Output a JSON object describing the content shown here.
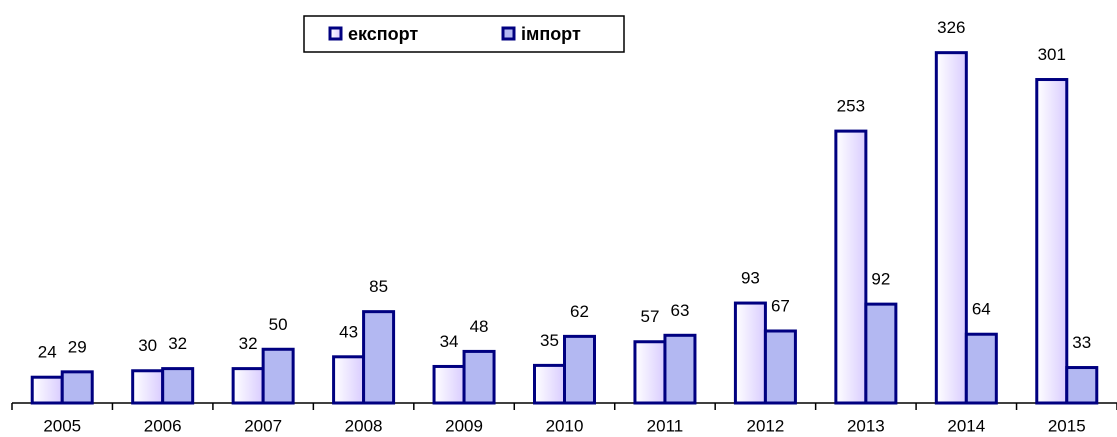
{
  "chart_data": {
    "type": "bar",
    "categories": [
      "2005",
      "2006",
      "2007",
      "2008",
      "2009",
      "2010",
      "2011",
      "2012",
      "2013",
      "2014",
      "2015"
    ],
    "series": [
      {
        "name": "експорт",
        "color": "#e6dcff",
        "values": [
          24,
          30,
          32,
          43,
          34,
          35,
          57,
          93,
          253,
          326,
          301
        ]
      },
      {
        "name": "імпорт",
        "color": "#b3b8f2",
        "values": [
          29,
          32,
          50,
          85,
          48,
          62,
          63,
          67,
          92,
          64,
          33
        ]
      }
    ],
    "ylim": [
      0,
      375
    ],
    "legend": "top"
  }
}
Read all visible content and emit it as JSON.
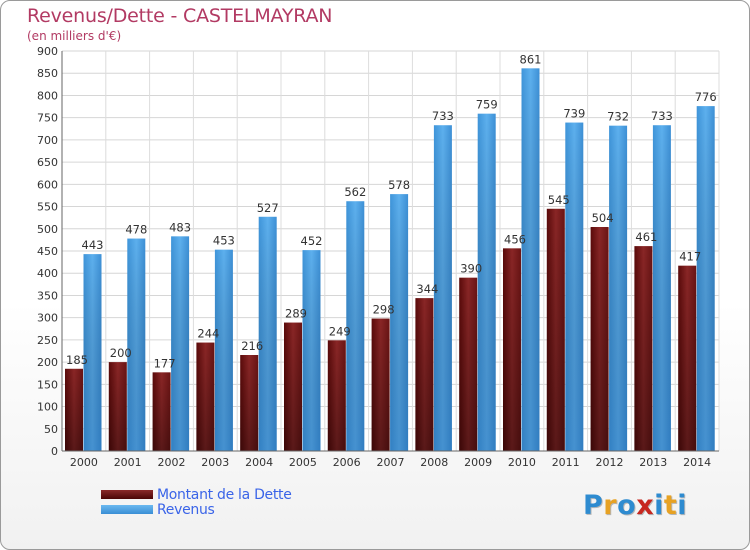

__________

Exercise task: All of the data needs repeating exactly, but the pictures do not.

The reply:
Output a JSON object describing the content shown here.
{
  "chart_data": {
    "type": "bar",
    "categories": [
      "2005",
      "2006",
      "2007",
      "2008",
      "2009",
      "2010",
      "2011",
      "2012",
      "2013",
      "2014",
      "2015"
    ],
    "series": [
      {
        "name": "експорт",
        "color": "#e6dcff",
        "values": [
          24,
          30,
          32,
          43,
          34,
          35,
          57,
          93,
          253,
          326,
          301
        ]
      },
      {
        "name": "імпорт",
        "color": "#b3b8f2",
        "values": [
          29,
          32,
          50,
          85,
          48,
          62,
          63,
          67,
          92,
          64,
          33
        ]
      }
    ],
    "ylim": [
      0,
      375
    ],
    "legend": "top"
  }
}
Read all visible content and emit it as JSON.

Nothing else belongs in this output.